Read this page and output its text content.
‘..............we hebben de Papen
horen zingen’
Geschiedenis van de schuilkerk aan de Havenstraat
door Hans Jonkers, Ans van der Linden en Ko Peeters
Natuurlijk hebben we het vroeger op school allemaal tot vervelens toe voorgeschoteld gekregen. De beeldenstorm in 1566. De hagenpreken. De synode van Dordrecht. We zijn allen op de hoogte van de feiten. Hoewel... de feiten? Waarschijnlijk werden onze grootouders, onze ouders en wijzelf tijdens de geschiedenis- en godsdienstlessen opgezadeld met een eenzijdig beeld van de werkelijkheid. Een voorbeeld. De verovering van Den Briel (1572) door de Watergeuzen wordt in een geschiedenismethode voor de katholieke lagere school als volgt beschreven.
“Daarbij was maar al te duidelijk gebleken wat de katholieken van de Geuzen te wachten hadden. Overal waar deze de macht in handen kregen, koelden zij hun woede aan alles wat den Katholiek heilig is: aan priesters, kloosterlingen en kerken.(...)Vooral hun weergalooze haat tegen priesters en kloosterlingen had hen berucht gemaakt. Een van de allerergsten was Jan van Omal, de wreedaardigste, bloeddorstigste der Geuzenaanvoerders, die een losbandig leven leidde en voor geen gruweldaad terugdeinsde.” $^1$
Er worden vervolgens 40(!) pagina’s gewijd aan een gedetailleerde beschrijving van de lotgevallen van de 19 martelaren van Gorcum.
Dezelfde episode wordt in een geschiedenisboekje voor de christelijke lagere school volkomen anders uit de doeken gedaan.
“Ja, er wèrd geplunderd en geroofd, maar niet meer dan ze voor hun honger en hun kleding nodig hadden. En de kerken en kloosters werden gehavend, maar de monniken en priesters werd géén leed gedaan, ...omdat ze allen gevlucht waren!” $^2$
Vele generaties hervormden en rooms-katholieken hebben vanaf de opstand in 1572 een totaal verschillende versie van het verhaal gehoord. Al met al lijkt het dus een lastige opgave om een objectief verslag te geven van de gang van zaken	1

------------------------------

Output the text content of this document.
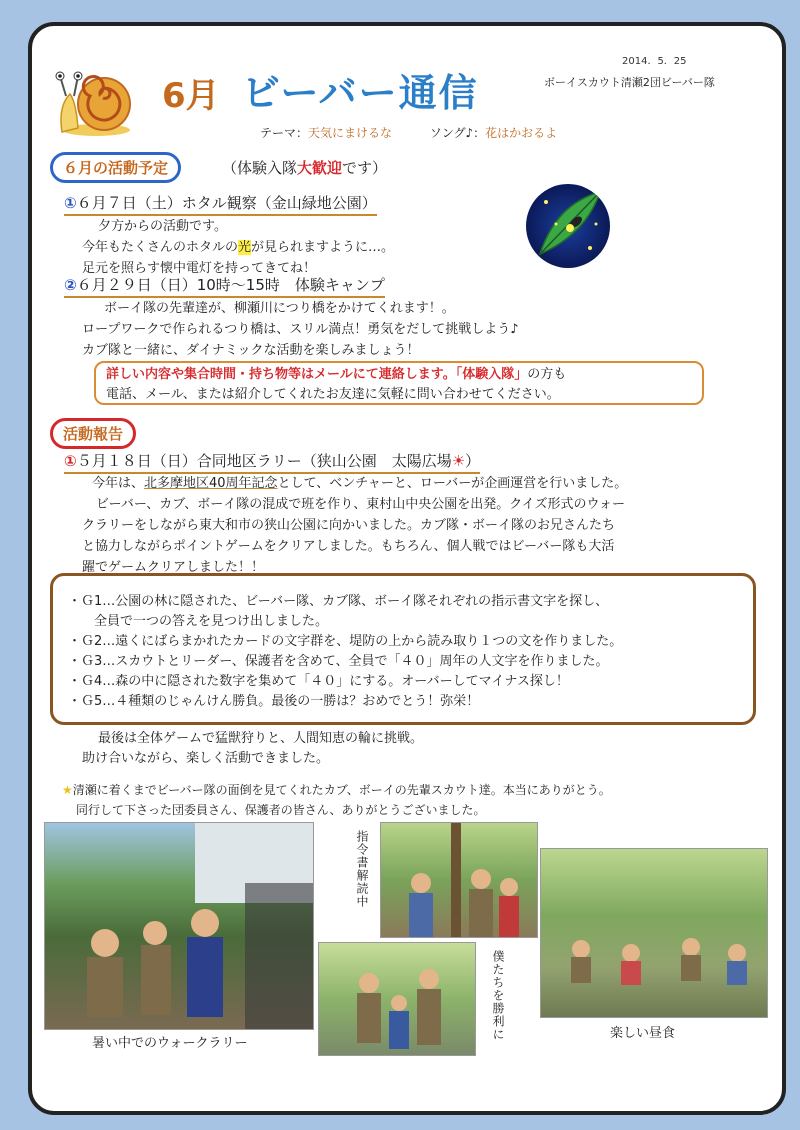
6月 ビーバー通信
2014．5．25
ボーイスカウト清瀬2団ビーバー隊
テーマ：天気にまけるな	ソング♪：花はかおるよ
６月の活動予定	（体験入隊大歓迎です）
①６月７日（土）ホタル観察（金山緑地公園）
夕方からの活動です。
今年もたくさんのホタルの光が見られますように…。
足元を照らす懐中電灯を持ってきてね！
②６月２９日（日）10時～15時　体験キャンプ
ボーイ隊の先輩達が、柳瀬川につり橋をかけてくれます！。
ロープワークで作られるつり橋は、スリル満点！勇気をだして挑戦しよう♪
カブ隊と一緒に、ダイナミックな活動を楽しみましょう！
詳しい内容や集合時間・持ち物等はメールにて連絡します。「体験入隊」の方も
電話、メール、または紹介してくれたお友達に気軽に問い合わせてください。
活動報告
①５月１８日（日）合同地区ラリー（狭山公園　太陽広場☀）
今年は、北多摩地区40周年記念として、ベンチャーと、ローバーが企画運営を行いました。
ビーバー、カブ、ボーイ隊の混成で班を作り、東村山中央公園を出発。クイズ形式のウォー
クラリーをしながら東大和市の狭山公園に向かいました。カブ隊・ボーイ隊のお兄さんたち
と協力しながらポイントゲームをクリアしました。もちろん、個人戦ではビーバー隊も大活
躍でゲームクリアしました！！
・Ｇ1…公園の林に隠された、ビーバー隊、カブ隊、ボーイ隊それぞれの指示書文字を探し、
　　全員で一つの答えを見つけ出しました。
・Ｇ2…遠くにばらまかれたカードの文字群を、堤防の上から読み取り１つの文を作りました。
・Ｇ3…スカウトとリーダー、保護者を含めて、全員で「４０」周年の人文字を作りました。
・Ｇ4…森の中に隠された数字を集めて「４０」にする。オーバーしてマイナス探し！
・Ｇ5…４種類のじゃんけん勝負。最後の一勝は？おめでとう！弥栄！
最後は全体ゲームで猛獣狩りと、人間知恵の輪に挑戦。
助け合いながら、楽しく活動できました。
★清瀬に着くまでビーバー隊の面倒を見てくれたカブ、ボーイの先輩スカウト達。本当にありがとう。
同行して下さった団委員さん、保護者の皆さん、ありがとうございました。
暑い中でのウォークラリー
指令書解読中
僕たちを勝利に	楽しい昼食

------------------------------

**What is being asked:** Working from the entries above, return all lines that contain "text".

**Solution for this problem:**
Read this page and output its text content.
Output the text content of this document.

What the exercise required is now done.